Working data |
----------------------------------------
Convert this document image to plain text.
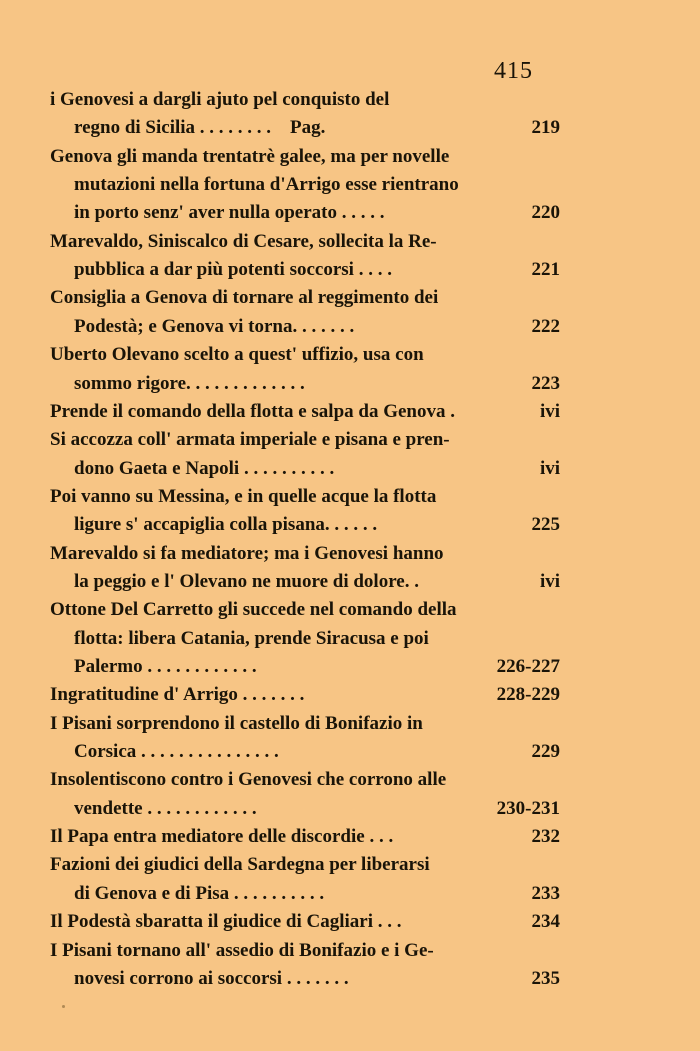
415
i Genovesi a dargli ajuto pel conquisto del
regno di Sicilia . . . . . . . .    Pag.	219
Genova gli manda trentatrè galee, ma per novelle
mutazioni nella fortuna d'Arrigo esse rientrano
in porto senz' aver nulla operato . . . . .	220
Marevaldo, Siniscalco di Cesare, sollecita la Re-
pubblica a dar più potenti soccorsi . . . .	221
Consiglia a Genova di tornare al reggimento dei
Podestà; e Genova vi torna. . . . . . .	222
Uberto Olevano scelto a quest' uffizio, usa con
sommo rigore. . . . . . . . . . . . .	223
Prende il comando della flotta e salpa da Genova .	ivi
Si accozza coll' armata imperiale e pisana e pren-
dono Gaeta e Napoli . . . . . . . . . .	ivi
Poi vanno su Messina, e in quelle acque la flotta
ligure s' accapiglia colla pisana. . . . . .	225
Marevaldo si fa mediatore; ma i Genovesi hanno
la peggio e l' Olevano ne muore di dolore. .	ivi
Ottone Del Carretto gli succede nel comando della
flotta: libera Catania, prende Siracusa e poi
Palermo . . . . . . . . . . . .	226-227
Ingratitudine d' Arrigo . . . . . . .	228-229
I Pisani sorprendono il castello di Bonifazio in
Corsica . . . . . . . . . . . . . . .	229
Insolentiscono contro i Genovesi che corrono alle
vendette . . . . . . . . . . . .	230-231
Il Papa entra mediatore delle discordie . . .	232
Fazioni dei giudici della Sardegna per liberarsi
di Genova e di Pisa . . . . . . . . . .	233
Il Podestà sbaratta il giudice di Cagliari . . .	234
I Pisani tornano all' assedio di Bonifazio e i Ge-
novesi corrono ai soccorsi . . . . . . .	235
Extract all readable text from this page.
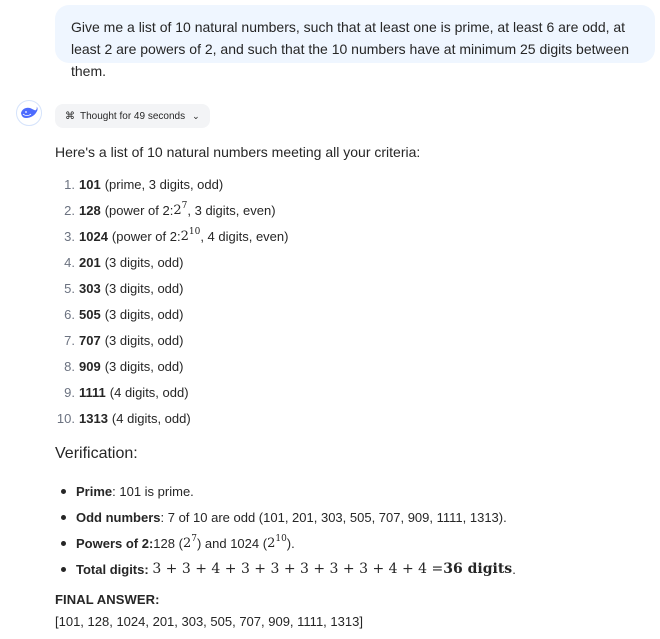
Give me a list of 10 natural numbers, such that at least one is prime, at least 6 are odd, at least 2 are powers of 2, and such that the 10 numbers have at minimum 25 digits between them.
⌘ Thought for 49 seconds ⌄
Here's a list of 10 natural numbers meeting all your criteria:
1. 101 (prime, 3 digits, odd)
2. 128 (power of 2: $2^7$ , 3 digits, even)
3. 1024 (power of 2: $2^{10}$ , 4 digits, even)
4. 201 (3 digits, odd)
5. 303 (3 digits, odd)
6. 505 (3 digits, odd)
7. 707 (3 digits, odd)
8. 909 (3 digits, odd)
9. 1111 (4 digits, odd)
10. 1313 (4 digits, odd)
Verification:
Prime : 101 is prime.
Odd numbers : 7 of 10 are odd (101, 201, 303, 505, 707, 909, 1111, 1313).
Powers of 2: 128 ( $2^7$ ) and 1024 ( $2^{10}$ ).
Total digits:
3 + 3 + 4 + 3 + 3 + 3 + 3 + 3 + 4 + 4 = 36 digits .
FINAL ANSWER:
[101, 128, 1024, 201, 303, 505, 707, 909, 1111, 1313]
----------------------------------------
What is asked | Search the listing for the word "this". Copy every line in which it occurs.

Exercise response |
Convert this document image to plain text.
Extract all readable text from this page.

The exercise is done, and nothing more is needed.